- Raw records:
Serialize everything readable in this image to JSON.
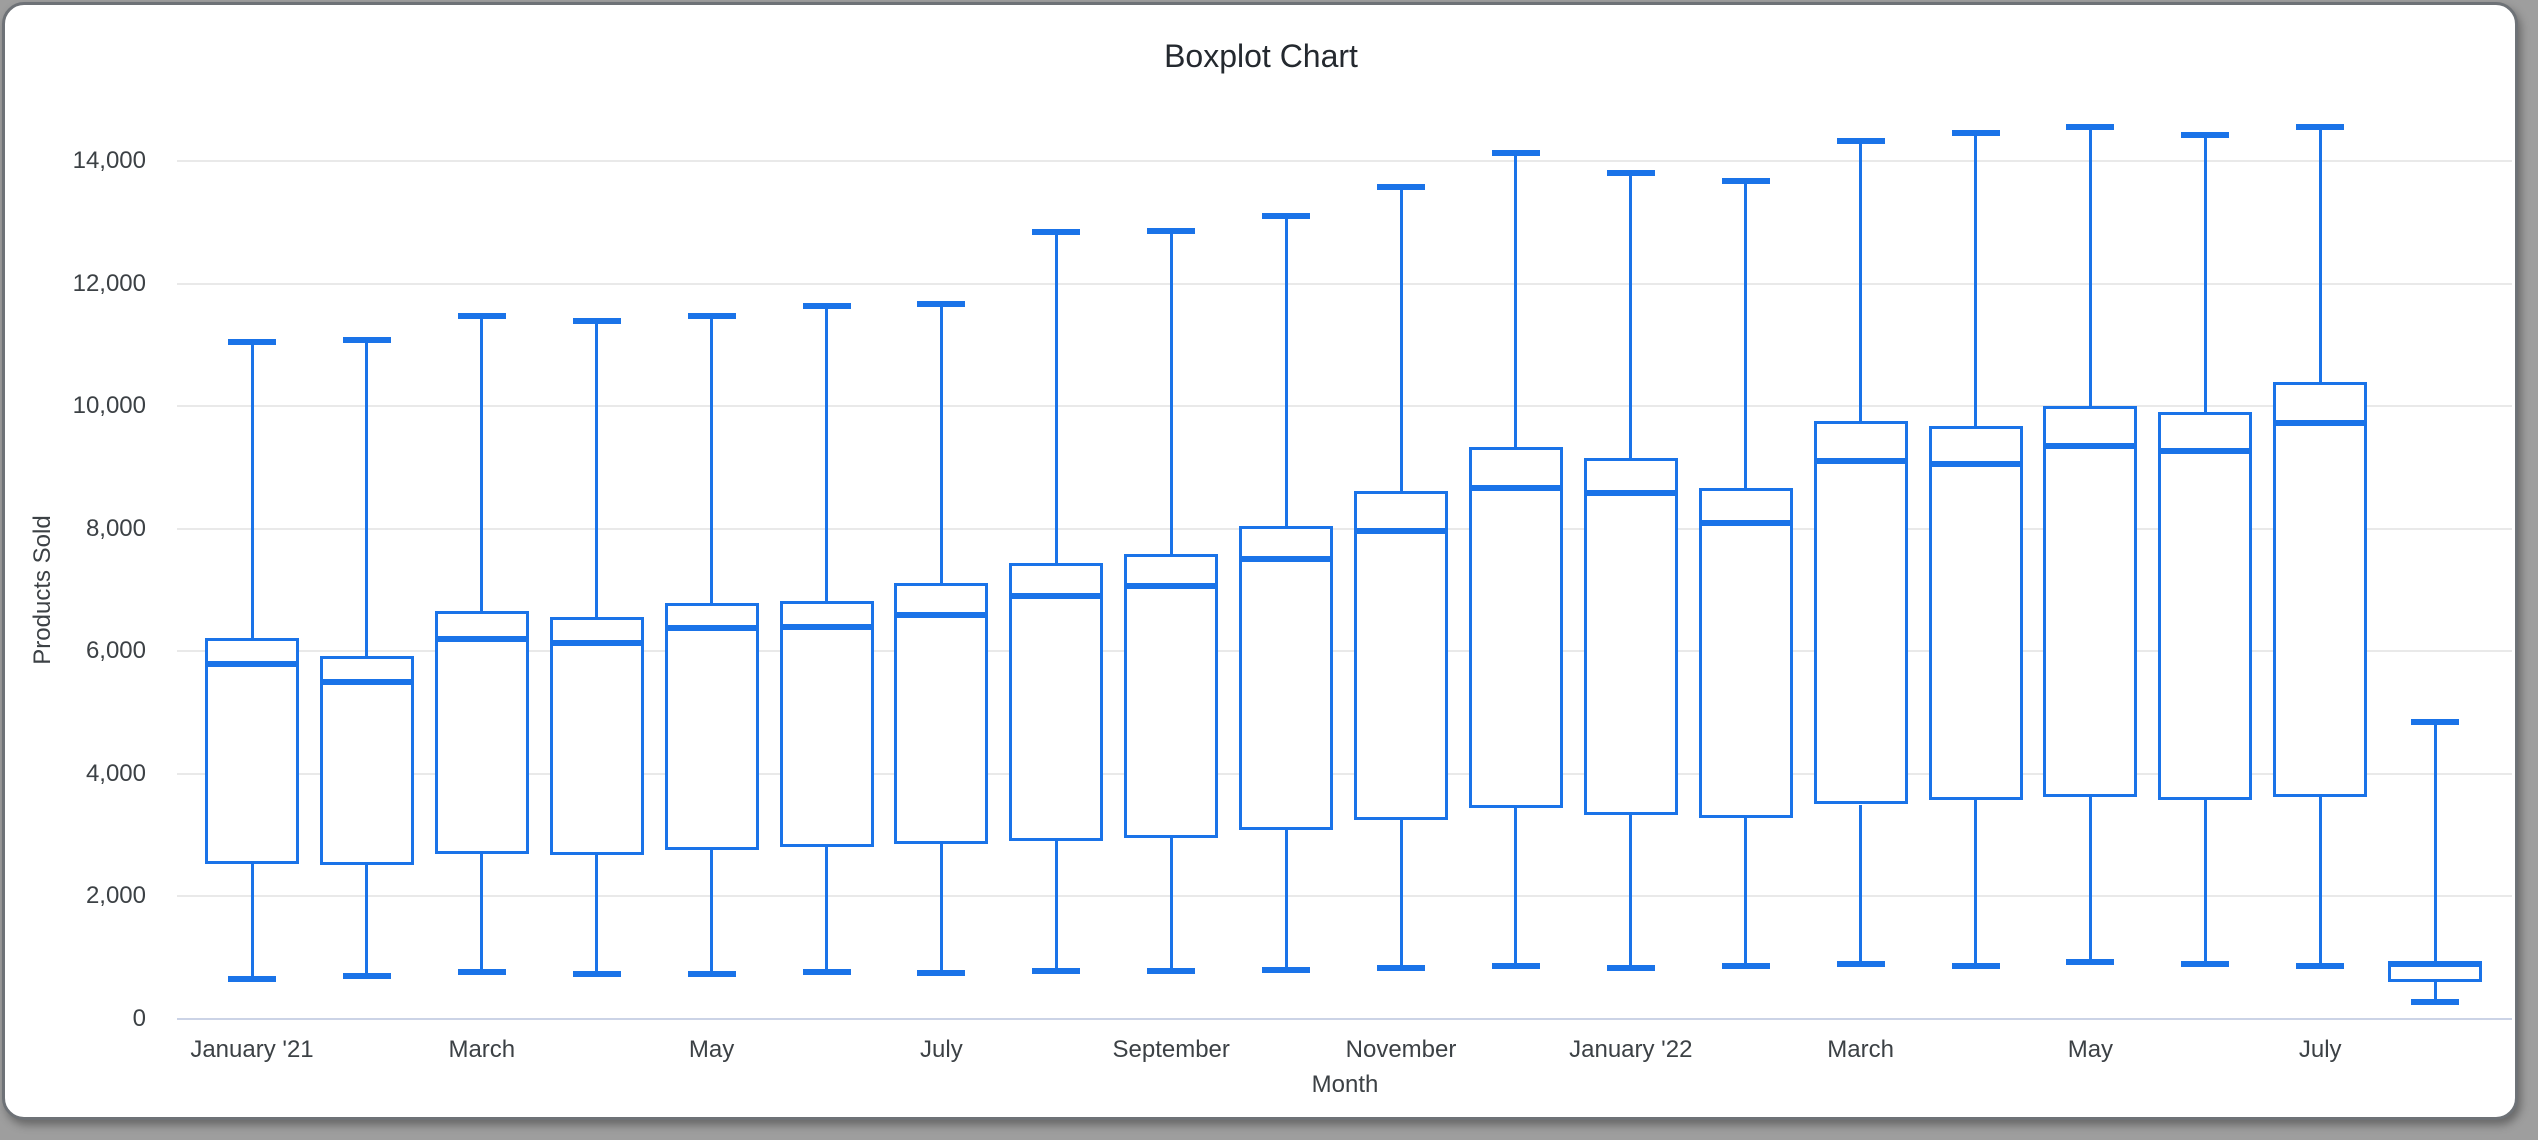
{
  "chart_data": {
    "type": "boxplot",
    "title": "Boxplot Chart",
    "xlabel": "Month",
    "ylabel": "Products Sold",
    "ylim": [
      0,
      14000
    ],
    "grid": true,
    "legend_position": "none",
    "y_ticks": [
      0,
      2000,
      4000,
      6000,
      8000,
      10000,
      12000,
      14000
    ],
    "y_tick_labels": [
      "0",
      "2,000",
      "4,000",
      "6,000",
      "8,000",
      "10,000",
      "12,000",
      "14,000"
    ],
    "x_tick_labels": [
      "January '21",
      "March",
      "May",
      "July",
      "September",
      "November",
      "January '22",
      "March",
      "May",
      "July"
    ],
    "x_tick_every": 2,
    "n_boxes": 20,
    "boxes": [
      {
        "min": 650,
        "q1": 2530,
        "median": 5790,
        "q3": 6210,
        "max": 11050
      },
      {
        "min": 700,
        "q1": 2510,
        "median": 5500,
        "q3": 5930,
        "max": 11080
      },
      {
        "min": 760,
        "q1": 2700,
        "median": 6200,
        "q3": 6650,
        "max": 11470
      },
      {
        "min": 730,
        "q1": 2680,
        "median": 6130,
        "q3": 6560,
        "max": 11390
      },
      {
        "min": 740,
        "q1": 2760,
        "median": 6380,
        "q3": 6790,
        "max": 11470
      },
      {
        "min": 760,
        "q1": 2810,
        "median": 6390,
        "q3": 6820,
        "max": 11630
      },
      {
        "min": 750,
        "q1": 2850,
        "median": 6600,
        "q3": 7110,
        "max": 11660
      },
      {
        "min": 790,
        "q1": 2900,
        "median": 6900,
        "q3": 7440,
        "max": 12840
      },
      {
        "min": 780,
        "q1": 2950,
        "median": 7070,
        "q3": 7580,
        "max": 12860
      },
      {
        "min": 800,
        "q1": 3080,
        "median": 7500,
        "q3": 8040,
        "max": 13100
      },
      {
        "min": 840,
        "q1": 3240,
        "median": 7970,
        "q3": 8620,
        "max": 13580
      },
      {
        "min": 860,
        "q1": 3440,
        "median": 8670,
        "q3": 9330,
        "max": 14130
      },
      {
        "min": 830,
        "q1": 3330,
        "median": 8580,
        "q3": 9160,
        "max": 13800
      },
      {
        "min": 860,
        "q1": 3280,
        "median": 8100,
        "q3": 8660,
        "max": 13670
      },
      {
        "min": 890,
        "q1": 3500,
        "median": 9100,
        "q3": 9760,
        "max": 14330
      },
      {
        "min": 870,
        "q1": 3580,
        "median": 9060,
        "q3": 9680,
        "max": 14460
      },
      {
        "min": 930,
        "q1": 3620,
        "median": 9350,
        "q3": 10000,
        "max": 14550
      },
      {
        "min": 890,
        "q1": 3580,
        "median": 9270,
        "q3": 9900,
        "max": 14420
      },
      {
        "min": 870,
        "q1": 3620,
        "median": 9720,
        "q3": 10400,
        "max": 14560
      },
      {
        "min": 270,
        "q1": 600,
        "median": 900,
        "q3": 935,
        "max": 4850
      }
    ],
    "colors": {
      "box": "#1a73e8",
      "grid": "#e9e9e9",
      "baseline": "#cbd3e6",
      "text": "#3c4145",
      "title": "#24292f",
      "outside_background": "#9e9e9e",
      "card_background": "#ffffff",
      "card_border": "#6e7277"
    }
  }
}
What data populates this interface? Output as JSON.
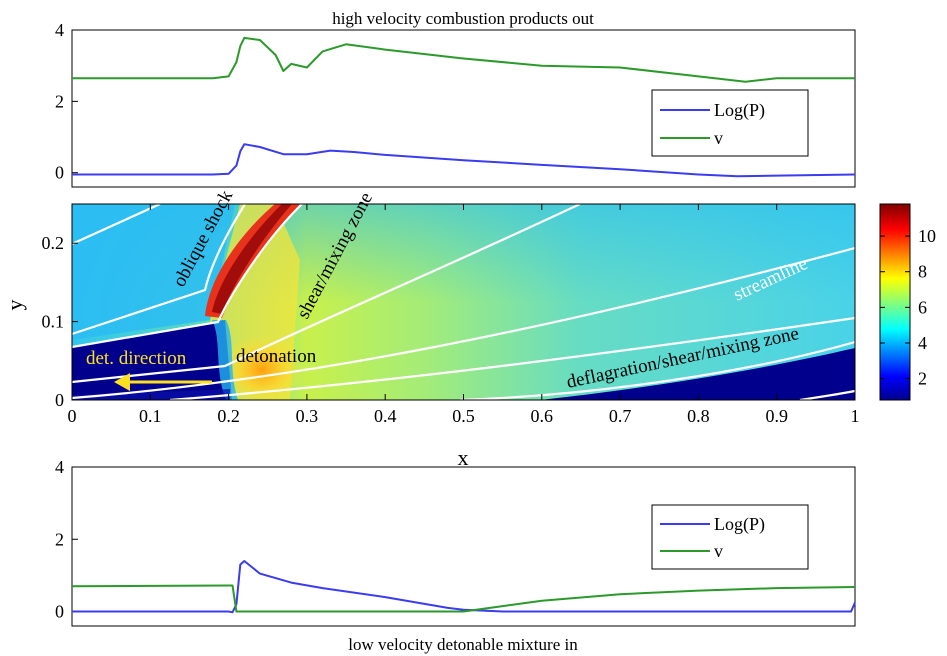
{
  "chart_data": [
    {
      "type": "line",
      "title": "high velocity combustion products out",
      "xlim": [
        0,
        1
      ],
      "ylim": [
        -0.4,
        4
      ],
      "yticks": [
        0,
        2,
        4
      ],
      "legend": {
        "placement": "right",
        "entries": [
          "Log(P)",
          "v"
        ]
      },
      "series": [
        {
          "name": "Log(P)",
          "color": "#3b3bf0",
          "x": [
            0,
            0.18,
            0.2,
            0.21,
            0.215,
            0.22,
            0.24,
            0.27,
            0.3,
            0.33,
            0.36,
            0.4,
            0.5,
            0.6,
            0.7,
            0.8,
            0.85,
            0.9,
            1.0
          ],
          "y": [
            -0.05,
            -0.05,
            -0.03,
            0.2,
            0.6,
            0.8,
            0.72,
            0.52,
            0.52,
            0.62,
            0.58,
            0.5,
            0.35,
            0.22,
            0.1,
            -0.05,
            -0.1,
            -0.08,
            -0.05
          ]
        },
        {
          "name": "v",
          "color": "#2b9a2b",
          "x": [
            0,
            0.18,
            0.2,
            0.21,
            0.215,
            0.22,
            0.24,
            0.26,
            0.27,
            0.28,
            0.3,
            0.32,
            0.35,
            0.4,
            0.5,
            0.6,
            0.7,
            0.8,
            0.86,
            0.9,
            1.0
          ],
          "y": [
            2.65,
            2.65,
            2.7,
            3.1,
            3.55,
            3.78,
            3.72,
            3.3,
            2.85,
            3.05,
            2.95,
            3.4,
            3.6,
            3.45,
            3.2,
            3.0,
            2.95,
            2.7,
            2.55,
            2.65,
            2.65
          ]
        }
      ]
    },
    {
      "type": "heatmap",
      "xlabel": "x",
      "ylabel": "y",
      "xlim": [
        0,
        1
      ],
      "ylim": [
        0,
        0.25
      ],
      "xticks": [
        "0",
        "0.1",
        "0.2",
        "0.3",
        "0.4",
        "0.5",
        "0.6",
        "0.7",
        "0.8",
        "0.9",
        "1"
      ],
      "yticks": [
        "0",
        "0.1",
        "0.2"
      ],
      "colorbar": {
        "min": 0.8,
        "max": 11.8,
        "ticks": [
          "2",
          "4",
          "6",
          "8",
          "10"
        ]
      },
      "annotations": [
        "oblique shock",
        "shear/mixing zone",
        "streamline",
        "det. direction",
        "detonation",
        "deflagration/shear/mixing zone"
      ]
    },
    {
      "type": "line",
      "title": "low velocity detonable mixture in",
      "xlim": [
        0,
        1
      ],
      "ylim": [
        -0.4,
        4
      ],
      "yticks": [
        0,
        2,
        4
      ],
      "legend": {
        "placement": "right",
        "entries": [
          "Log(P)",
          "v"
        ]
      },
      "series": [
        {
          "name": "Log(P)",
          "color": "#3b3bf0",
          "x": [
            0,
            0.2,
            0.205,
            0.21,
            0.215,
            0.22,
            0.24,
            0.28,
            0.32,
            0.4,
            0.48,
            0.5,
            0.55,
            0.7,
            0.9,
            0.995,
            1.0
          ],
          "y": [
            0,
            0,
            -0.02,
            0.2,
            1.3,
            1.4,
            1.05,
            0.8,
            0.65,
            0.4,
            0.1,
            0.05,
            0.0,
            0.0,
            0.0,
            0.0,
            0.25
          ]
        },
        {
          "name": "v",
          "color": "#2b9a2b",
          "x": [
            0,
            0.2,
            0.205,
            0.21,
            0.3,
            0.4,
            0.5,
            0.55,
            0.6,
            0.7,
            0.8,
            0.9,
            1.0
          ],
          "y": [
            0.7,
            0.72,
            0.72,
            0.0,
            0.0,
            0.0,
            0.0,
            0.15,
            0.3,
            0.48,
            0.58,
            0.65,
            0.68
          ]
        }
      ]
    }
  ]
}
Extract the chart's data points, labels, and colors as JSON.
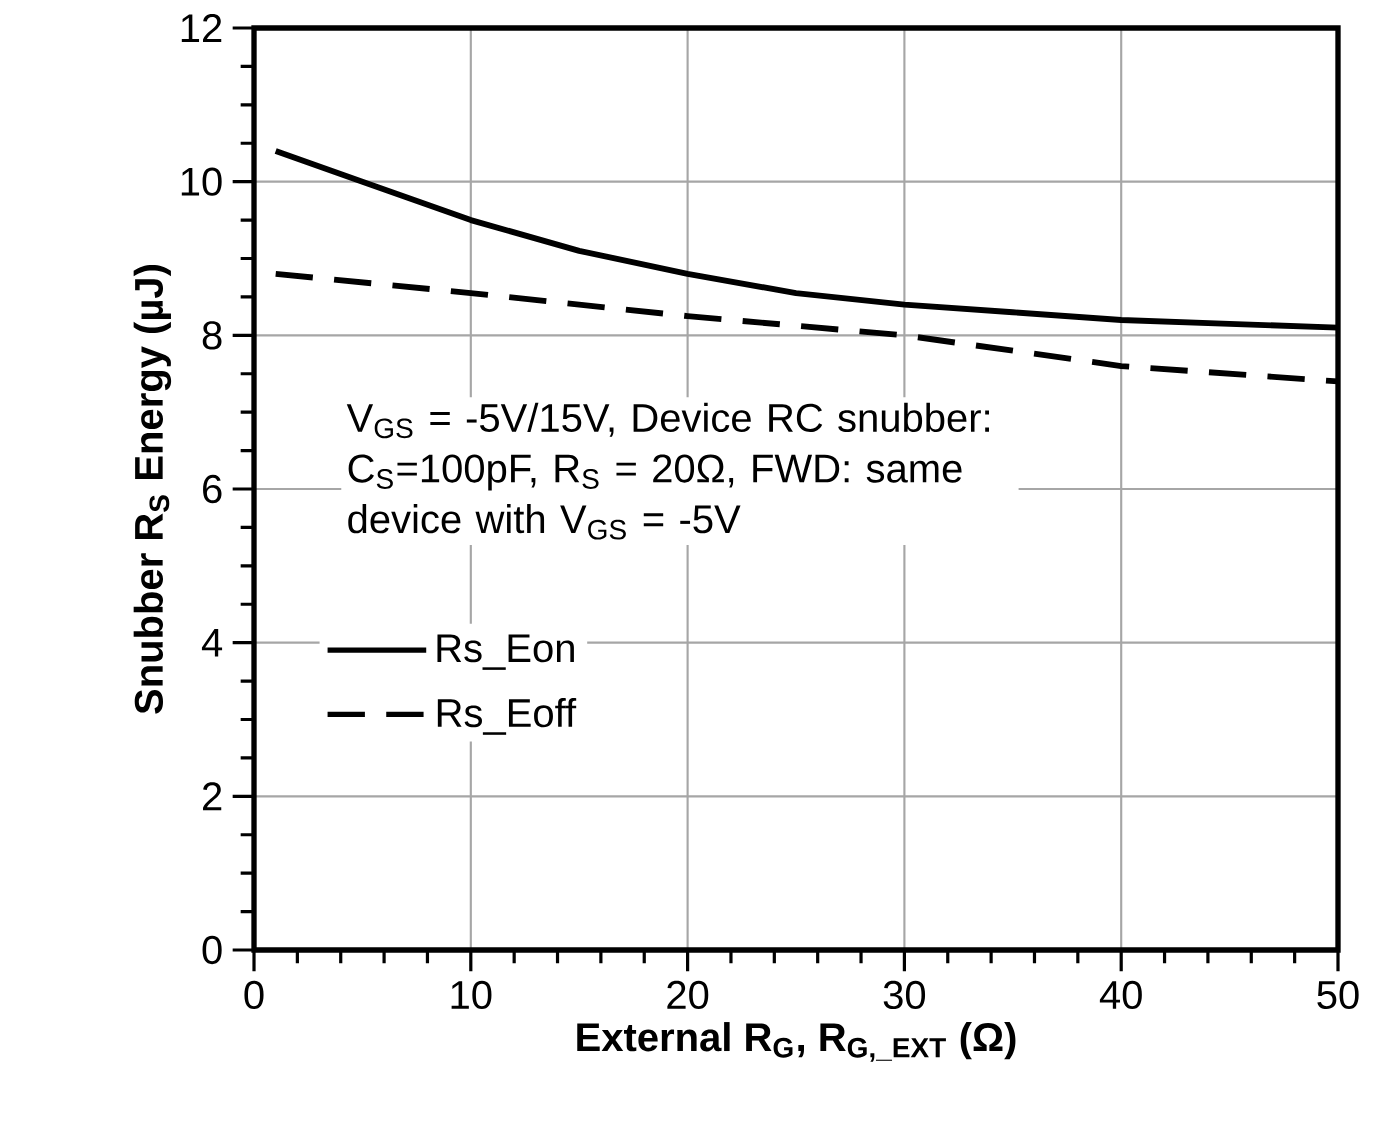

- Aim: Your answer should be a single number: the count of lines that contain "JSON".

- Response to the exercise: 3